▸ **YOUR GOAL**
List each line of the data in which the string "수업일수" appears.

▸ **RECORDS SHOWN**
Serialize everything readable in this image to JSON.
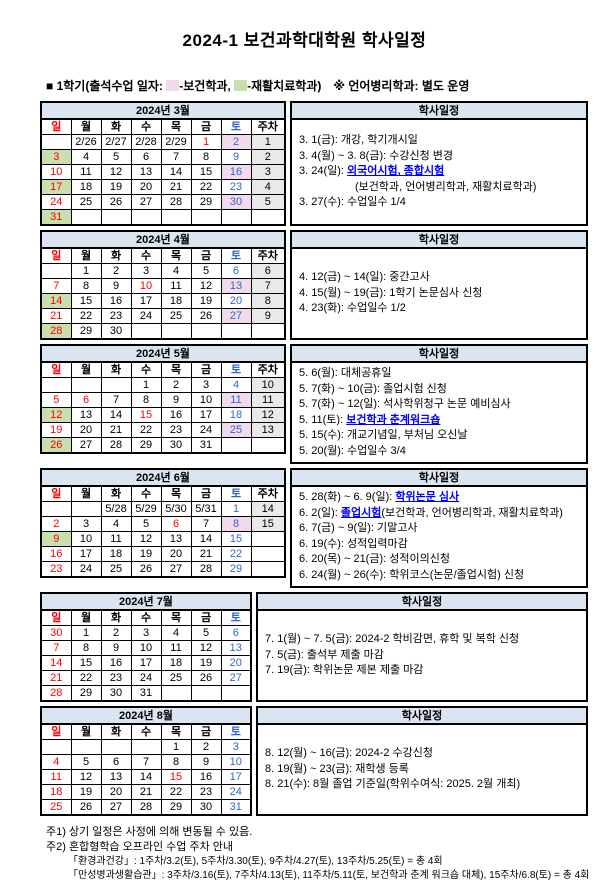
{
  "title": "2024-1 보건과학대학원 학사일정",
  "legend": {
    "prefix": "■ 1학기(출석수업 일자: ",
    "pink_label": "-보건학과, ",
    "green_label": "-재활치료학과)",
    "suffix": "※ 언어병리학과: 별도 운영"
  },
  "schedule_header": "학사일정",
  "weekday_headers": [
    "일",
    "월",
    "화",
    "수",
    "목",
    "금",
    "토"
  ],
  "week_col_header": "주차",
  "colors": {
    "header_bg": "#dbe5f1",
    "pink_highlight": "#f0daec",
    "green_highlight": "#c9dfae",
    "sunday_red": "#ff0000",
    "saturday_blue": "#3366cc",
    "event_highlight_blue": "#0000ff",
    "week_cell_bg": "#e9e9e9"
  },
  "months": [
    {
      "title": "2024년 3월",
      "week_col": true,
      "rows": [
        {
          "days": [
            "",
            "2/26",
            "2/27",
            "2/28",
            "2/29",
            {
              "t": "1",
              "c": "red"
            },
            {
              "t": "2",
              "c": "blue",
              "bg": "pink"
            }
          ],
          "week": "1"
        },
        {
          "days": [
            {
              "t": "3",
              "c": "red",
              "bg": "green"
            },
            "4",
            "5",
            "6",
            "7",
            "8",
            {
              "t": "9",
              "c": "blue"
            }
          ],
          "week": "2"
        },
        {
          "days": [
            {
              "t": "10",
              "c": "red"
            },
            "11",
            "12",
            "13",
            "14",
            "15",
            {
              "t": "16",
              "c": "blue",
              "bg": "pink"
            }
          ],
          "week": "3"
        },
        {
          "days": [
            {
              "t": "17",
              "c": "red",
              "bg": "green"
            },
            "18",
            "19",
            "20",
            "21",
            "22",
            {
              "t": "23",
              "c": "blue"
            }
          ],
          "week": "4"
        },
        {
          "days": [
            {
              "t": "24",
              "c": "red"
            },
            "25",
            "26",
            "27",
            "28",
            "29",
            {
              "t": "30",
              "c": "blue",
              "bg": "pink"
            }
          ],
          "week": "5"
        },
        {
          "days": [
            {
              "t": "31",
              "c": "red",
              "bg": "green"
            },
            "",
            "",
            "",
            "",
            "",
            ""
          ],
          "week": ""
        }
      ],
      "events": [
        {
          "parts": [
            "3. 1(금): 개강, 학기개시일"
          ]
        },
        {
          "parts": [
            "3. 4(월) ~ 3. 8(금): 수강신청 변경"
          ]
        },
        {
          "parts": [
            "3. 24(일): ",
            {
              "t": "외국어시험, 종합시험",
              "hl": true
            }
          ]
        },
        {
          "parts": [
            "(보건학과, 언어병리학과, 재활치료학과)"
          ],
          "indent": true
        },
        {
          "parts": [
            "3. 27(수): 수업일수 1/4"
          ]
        }
      ]
    },
    {
      "title": "2024년 4월",
      "week_col": true,
      "rows": [
        {
          "days": [
            "",
            "1",
            "2",
            "3",
            "4",
            "5",
            {
              "t": "6",
              "c": "blue"
            }
          ],
          "week": "6"
        },
        {
          "days": [
            {
              "t": "7",
              "c": "red"
            },
            "8",
            "9",
            {
              "t": "10",
              "c": "red"
            },
            "11",
            "12",
            {
              "t": "13",
              "c": "blue",
              "bg": "pink"
            }
          ],
          "week": "7"
        },
        {
          "days": [
            {
              "t": "14",
              "c": "red",
              "bg": "green"
            },
            "15",
            "16",
            "17",
            "18",
            "19",
            {
              "t": "20",
              "c": "blue"
            }
          ],
          "week": "8"
        },
        {
          "days": [
            {
              "t": "21",
              "c": "red"
            },
            "22",
            "23",
            "24",
            "25",
            "26",
            {
              "t": "27",
              "c": "blue",
              "bg": "pink"
            }
          ],
          "week": "9"
        },
        {
          "days": [
            {
              "t": "28",
              "c": "red",
              "bg": "green"
            },
            "29",
            "30",
            "",
            "",
            "",
            ""
          ],
          "week": ""
        }
      ],
      "events": [
        {
          "parts": [
            "4. 12(금) ~ 14(일): 중간고사"
          ]
        },
        {
          "parts": [
            "4. 15(월) ~ 19(금): 1학기 논문심사 신청"
          ]
        },
        {
          "parts": [
            "4. 23(화): 수업일수 1/2"
          ]
        }
      ]
    },
    {
      "title": "2024년 5월",
      "week_col": true,
      "rows": [
        {
          "days": [
            "",
            "",
            "",
            "1",
            "2",
            "3",
            {
              "t": "4",
              "c": "blue"
            }
          ],
          "week": "10"
        },
        {
          "days": [
            {
              "t": "5",
              "c": "red"
            },
            {
              "t": "6",
              "c": "red"
            },
            "7",
            "8",
            "9",
            "10",
            {
              "t": "11",
              "c": "blue",
              "bg": "pink"
            }
          ],
          "week": "11"
        },
        {
          "days": [
            {
              "t": "12",
              "c": "red",
              "bg": "green"
            },
            "13",
            "14",
            {
              "t": "15",
              "c": "red"
            },
            "16",
            "17",
            {
              "t": "18",
              "c": "blue"
            }
          ],
          "week": "12"
        },
        {
          "days": [
            {
              "t": "19",
              "c": "red"
            },
            "20",
            "21",
            "22",
            "23",
            "24",
            {
              "t": "25",
              "c": "blue",
              "bg": "pink"
            }
          ],
          "week": "13"
        },
        {
          "days": [
            {
              "t": "26",
              "c": "red",
              "bg": "green"
            },
            "27",
            "28",
            "29",
            "30",
            "31",
            ""
          ],
          "week": ""
        }
      ],
      "events": [
        {
          "parts": [
            "5. 6(월): 대체공휴일"
          ]
        },
        {
          "parts": [
            "5. 7(화) ~ 10(금): 졸업시험 신청"
          ]
        },
        {
          "parts": [
            "5. 7(화) ~ 12(일): 석사학위청구 논문 예비심사"
          ]
        },
        {
          "parts": [
            "5. 11(토): ",
            {
              "t": "보건학과 춘계워크숍",
              "hl": true
            }
          ]
        },
        {
          "parts": [
            "5. 15(수): 개교기념일, 부처님 오신날"
          ]
        },
        {
          "parts": [
            "5. 20(월): 수업일수 3/4"
          ]
        }
      ]
    },
    {
      "title": "2024년 6월",
      "week_col": true,
      "rows": [
        {
          "days": [
            "",
            "",
            "5/28",
            "5/29",
            "5/30",
            "5/31",
            {
              "t": "1",
              "c": "blue"
            }
          ],
          "week": "14"
        },
        {
          "days": [
            {
              "t": "2",
              "c": "red"
            },
            "3",
            "4",
            "5",
            {
              "t": "6",
              "c": "red"
            },
            "7",
            {
              "t": "8",
              "c": "blue",
              "bg": "pink"
            }
          ],
          "week": "15"
        },
        {
          "days": [
            {
              "t": "9",
              "c": "red",
              "bg": "green"
            },
            "10",
            "11",
            "12",
            "13",
            "14",
            {
              "t": "15",
              "c": "blue"
            }
          ],
          "week": ""
        },
        {
          "days": [
            {
              "t": "16",
              "c": "red"
            },
            "17",
            "18",
            "19",
            "20",
            "21",
            {
              "t": "22",
              "c": "blue"
            }
          ],
          "week": ""
        },
        {
          "days": [
            {
              "t": "23",
              "c": "red"
            },
            "24",
            "25",
            "26",
            "27",
            "28",
            {
              "t": "29",
              "c": "blue"
            }
          ],
          "week": ""
        }
      ],
      "events": [
        {
          "parts": [
            "5. 28(화) ~ 6. 9(일): ",
            {
              "t": "학위논문 심사",
              "hl": true
            }
          ]
        },
        {
          "parts": [
            "6. 2(일): ",
            {
              "t": "졸업시험",
              "hl": true
            },
            "(보건학과, 언어병리학과, 재활치료학과)"
          ]
        },
        {
          "parts": [
            "6. 7(금) ~ 9(일): 기말고사"
          ]
        },
        {
          "parts": [
            "6. 19(수): 성적입력마감"
          ]
        },
        {
          "parts": [
            "6. 20(목) ~ 21(금): 성적이의신청"
          ]
        },
        {
          "parts": [
            "6. 24(월) ~ 26(수): 학위코스(논문/졸업시험) 신청"
          ]
        }
      ]
    },
    {
      "title": "2024년 7월",
      "week_col": false,
      "rows": [
        {
          "days": [
            {
              "t": "30",
              "c": "red"
            },
            "1",
            "2",
            "3",
            "4",
            "5",
            {
              "t": "6",
              "c": "blue"
            }
          ],
          "week": ""
        },
        {
          "days": [
            {
              "t": "7",
              "c": "red"
            },
            "8",
            "9",
            "10",
            "11",
            "12",
            {
              "t": "13",
              "c": "blue"
            }
          ],
          "week": ""
        },
        {
          "days": [
            {
              "t": "14",
              "c": "red"
            },
            "15",
            "16",
            "17",
            "18",
            "19",
            {
              "t": "20",
              "c": "blue"
            }
          ],
          "week": ""
        },
        {
          "days": [
            {
              "t": "21",
              "c": "red"
            },
            "22",
            "23",
            "24",
            "25",
            "26",
            {
              "t": "27",
              "c": "blue"
            }
          ],
          "week": ""
        },
        {
          "days": [
            {
              "t": "28",
              "c": "red"
            },
            "29",
            "30",
            "31",
            "",
            "",
            ""
          ],
          "week": ""
        }
      ],
      "events": [
        {
          "parts": [
            "7. 1(월) ~ 7. 5(금): 2024-2 학비감면, 휴학 및 복학 신청"
          ]
        },
        {
          "parts": [
            "7. 5(금): 출석부 제출 마감"
          ]
        },
        {
          "parts": [
            "7. 19(금): 학위논문 제본 제출 마감"
          ]
        }
      ]
    },
    {
      "title": "2024년 8월",
      "week_col": false,
      "rows": [
        {
          "days": [
            "",
            "",
            "",
            "",
            "1",
            "2",
            {
              "t": "3",
              "c": "blue"
            }
          ],
          "week": ""
        },
        {
          "days": [
            {
              "t": "4",
              "c": "red"
            },
            "5",
            "6",
            "7",
            "8",
            "9",
            {
              "t": "10",
              "c": "blue"
            }
          ],
          "week": ""
        },
        {
          "days": [
            {
              "t": "11",
              "c": "red"
            },
            "12",
            "13",
            "14",
            {
              "t": "15",
              "c": "red"
            },
            "16",
            {
              "t": "17",
              "c": "blue"
            }
          ],
          "week": ""
        },
        {
          "days": [
            {
              "t": "18",
              "c": "red"
            },
            "19",
            "20",
            "21",
            "22",
            "23",
            {
              "t": "24",
              "c": "blue"
            }
          ],
          "week": ""
        },
        {
          "days": [
            {
              "t": "25",
              "c": "red"
            },
            "26",
            "27",
            "28",
            "29",
            "30",
            {
              "t": "31",
              "c": "blue"
            }
          ],
          "week": ""
        }
      ],
      "events": [
        {
          "parts": [
            "8. 12(월) ~ 16(금): 2024-2 수강신청"
          ]
        },
        {
          "parts": [
            "8. 19(월) ~ 23(금): 재학생 등록"
          ]
        },
        {
          "parts": [
            "8. 21(수): 8월 졸업 기준일(학위수여식: 2025. 2월 개최)"
          ]
        }
      ]
    }
  ],
  "notes": [
    {
      "t": "주1) 상기 일정은 사정에 의해 변동될 수 있음.",
      "sub": false
    },
    {
      "t": "주2) 혼합형학습 오프라인 수업 주차 안내",
      "sub": false
    },
    {
      "t": "「환경과건강」: 1주차/3.2(토), 5주차/3.30(토), 9주차/4.27(토), 13주차/5.25(토) = 총 4회",
      "sub": true
    },
    {
      "t": "「만성병과생활습관」: 3주차/3.16(토), 7주차/4.13(토), 11주차/5.11(토, 보건학과 춘계 워크숍 대체), 15주차/6.8(토) = 총 4회",
      "sub": true
    }
  ]
}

▸ **COMPLETE RESPONSE**
            "3. 27(수): 수업일수 1/4"
            "4. 23(화): 수업일수 1/2"
            "5. 20(월): 수업일수 3/4"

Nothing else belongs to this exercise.